WHAT YOU NEED TO DO: All the records that follow need to be reproduced exactly. Omit the images.

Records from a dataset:
Start

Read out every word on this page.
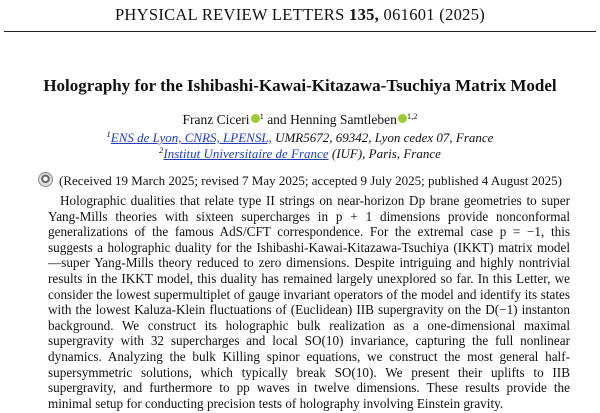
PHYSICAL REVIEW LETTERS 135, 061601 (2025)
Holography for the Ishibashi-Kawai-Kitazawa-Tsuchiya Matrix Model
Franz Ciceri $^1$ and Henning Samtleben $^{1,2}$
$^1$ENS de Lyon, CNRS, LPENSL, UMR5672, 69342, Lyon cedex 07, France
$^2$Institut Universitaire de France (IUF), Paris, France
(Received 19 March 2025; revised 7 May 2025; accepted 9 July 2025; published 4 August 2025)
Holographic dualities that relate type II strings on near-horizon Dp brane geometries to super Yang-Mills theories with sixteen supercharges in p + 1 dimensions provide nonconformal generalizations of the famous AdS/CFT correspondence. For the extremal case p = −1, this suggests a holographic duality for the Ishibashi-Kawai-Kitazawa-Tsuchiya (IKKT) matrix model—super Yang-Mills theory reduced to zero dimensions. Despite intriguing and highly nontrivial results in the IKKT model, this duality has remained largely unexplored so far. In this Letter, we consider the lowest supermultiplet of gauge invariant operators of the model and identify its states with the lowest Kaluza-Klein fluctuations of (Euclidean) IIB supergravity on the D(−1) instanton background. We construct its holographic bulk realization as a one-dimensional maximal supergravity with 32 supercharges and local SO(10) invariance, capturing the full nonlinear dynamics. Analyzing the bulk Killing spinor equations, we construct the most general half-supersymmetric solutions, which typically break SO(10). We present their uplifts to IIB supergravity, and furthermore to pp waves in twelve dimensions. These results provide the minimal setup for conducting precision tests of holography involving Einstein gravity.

End

COMPLETED EXERCISE:
Read out every word on this page.
PHYSICAL REVIEW LETTERS 135, 061601 (2025)
Holography for the Ishibashi-Kawai-Kitazawa-Tsuchiya Matrix Model
Franz Ciceri $^1$ and Henning Samtleben $^{1,2}$
$^1$ENS de Lyon, CNRS, LPENSL, UMR5672, 69342, Lyon cedex 07, France
$^2$Institut Universitaire de France (IUF), Paris, France
(Received 19 March 2025; revised 7 May 2025; accepted 9 July 2025; published 4 August 2025)
Holographic dualities that relate type II strings on near-horizon Dp brane geometries to super Yang-Mills theories with sixteen supercharges in p + 1 dimensions provide nonconformal generalizations of the famous AdS/CFT correspondence. For the extremal case p = −1, this suggests a holographic duality for the Ishibashi-Kawai-Kitazawa-Tsuchiya (IKKT) matrix model—super Yang-Mills theory reduced to zero dimensions. Despite intriguing and highly nontrivial results in the IKKT model, this duality has remained largely unexplored so far. In this Letter, we consider the lowest supermultiplet of gauge invariant operators of the model and identify its states with the lowest Kaluza-Klein fluctuations of (Euclidean) IIB supergravity on the D(−1) instanton background. We construct its holographic bulk realization as a one-dimensional maximal supergravity with 32 supercharges and local SO(10) invariance, capturing the full nonlinear dynamics. Analyzing the bulk Killing spinor equations, we construct the most general half-supersymmetric solutions, which typically break SO(10). We present their uplifts to IIB supergravity, and furthermore to pp waves in twelve dimensions. These results provide the minimal setup for conducting precision tests of holography involving Einstein gravity.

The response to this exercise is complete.